What to work on ▸
Could you write out every record below exactly, leaving out any pictures?

Stored items:
◆ ◆ ◆ ◆ ◆
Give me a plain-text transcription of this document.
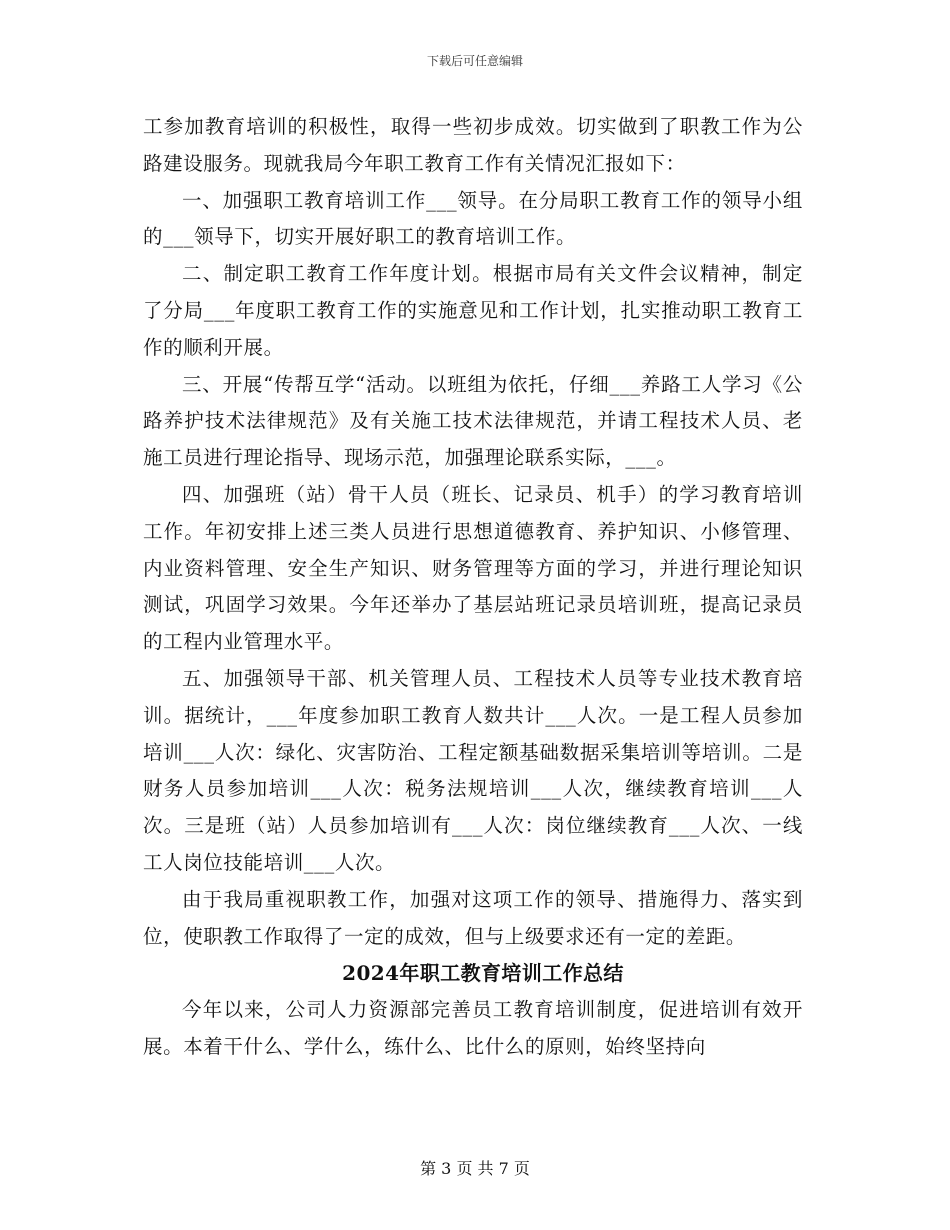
下载后可任意编辑

工参加教育培训的积极性，取得一些初步成效。切实做到了职教工作为公路建设服务。现就我局今年职工教育工作有关情况汇报如下：

一、加强职工教育培训工作___领导。在分局职工教育工作的领导小组的___领导下，切实开展好职工的教育培训工作。

二、制定职工教育工作年度计划。根据市局有关文件会议精神，制定了分局___年度职工教育工作的实施意见和工作计划，扎实推动职工教育工作的顺利开展。

三、开展“传帮互学“活动。以班组为依托，仔细___养路工人学习《公路养护技术法律规范》及有关施工技术法律规范，并请工程技术人员、老施工员进行理论指导、现场示范，加强理论联系实际，___。

四、加强班（站）骨干人员（班长、记录员、机手）的学习教育培训工作。年初安排上述三类人员进行思想道德教育、养护知识、小修管理、内业资料管理、安全生产知识、财务管理等方面的学习，并进行理论知识测试，巩固学习效果。今年还举办了基层站班记录员培训班，提高记录员的工程内业管理水平。

五、加强领导干部、机关管理人员、工程技术人员等专业技术教育培训。据统计，___年度参加职工教育人数共计___人次。一是工程人员参加培训___人次：绿化、灾害防治、工程定额基础数据采集培训等培训。二是财务人员参加培训___人次：税务法规培训___人次，继续教育培训___人次。三是班（站）人员参加培训有___人次：岗位继续教育___人次、一线工人岗位技能培训___人次。

由于我局重视职教工作，加强对这项工作的领导、措施得力、落实到位，使职教工作取得了一定的成效，但与上级要求还有一定的差距。

2024年职工教育培训工作总结

今年以来，公司人力资源部完善员工教育培训制度，促进培训有效开展。本着干什么、学什么，练什么、比什么的原则，始终坚持向

第 3 页 共 7 页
◆ ◆ ◆ ◆ ◆
Output ▸
Give me a plain-text transcription of this document.
下载后可任意编辑

工参加教育培训的积极性，取得一些初步成效。切实做到了职教工作为公路建设服务。现就我局今年职工教育工作有关情况汇报如下：

一、加强职工教育培训工作___领导。在分局职工教育工作的领导小组的___领导下，切实开展好职工的教育培训工作。

二、制定职工教育工作年度计划。根据市局有关文件会议精神，制定了分局___年度职工教育工作的实施意见和工作计划，扎实推动职工教育工作的顺利开展。

三、开展“传帮互学“活动。以班组为依托，仔细___养路工人学习《公路养护技术法律规范》及有关施工技术法律规范，并请工程技术人员、老施工员进行理论指导、现场示范，加强理论联系实际，___。

四、加强班（站）骨干人员（班长、记录员、机手）的学习教育培训工作。年初安排上述三类人员进行思想道德教育、养护知识、小修管理、内业资料管理、安全生产知识、财务管理等方面的学习，并进行理论知识测试，巩固学习效果。今年还举办了基层站班记录员培训班，提高记录员的工程内业管理水平。

五、加强领导干部、机关管理人员、工程技术人员等专业技术教育培训。据统计，___年度参加职工教育人数共计___人次。一是工程人员参加培训___人次：绿化、灾害防治、工程定额基础数据采集培训等培训。二是财务人员参加培训___人次：税务法规培训___人次，继续教育培训___人次。三是班（站）人员参加培训有___人次：岗位继续教育___人次、一线工人岗位技能培训___人次。

由于我局重视职教工作，加强对这项工作的领导、措施得力、落实到位，使职教工作取得了一定的成效，但与上级要求还有一定的差距。

2024年职工教育培训工作总结

今年以来，公司人力资源部完善员工教育培训制度，促进培训有效开展。本着干什么、学什么，练什么、比什么的原则，始终坚持向

第 3 页 共 7 页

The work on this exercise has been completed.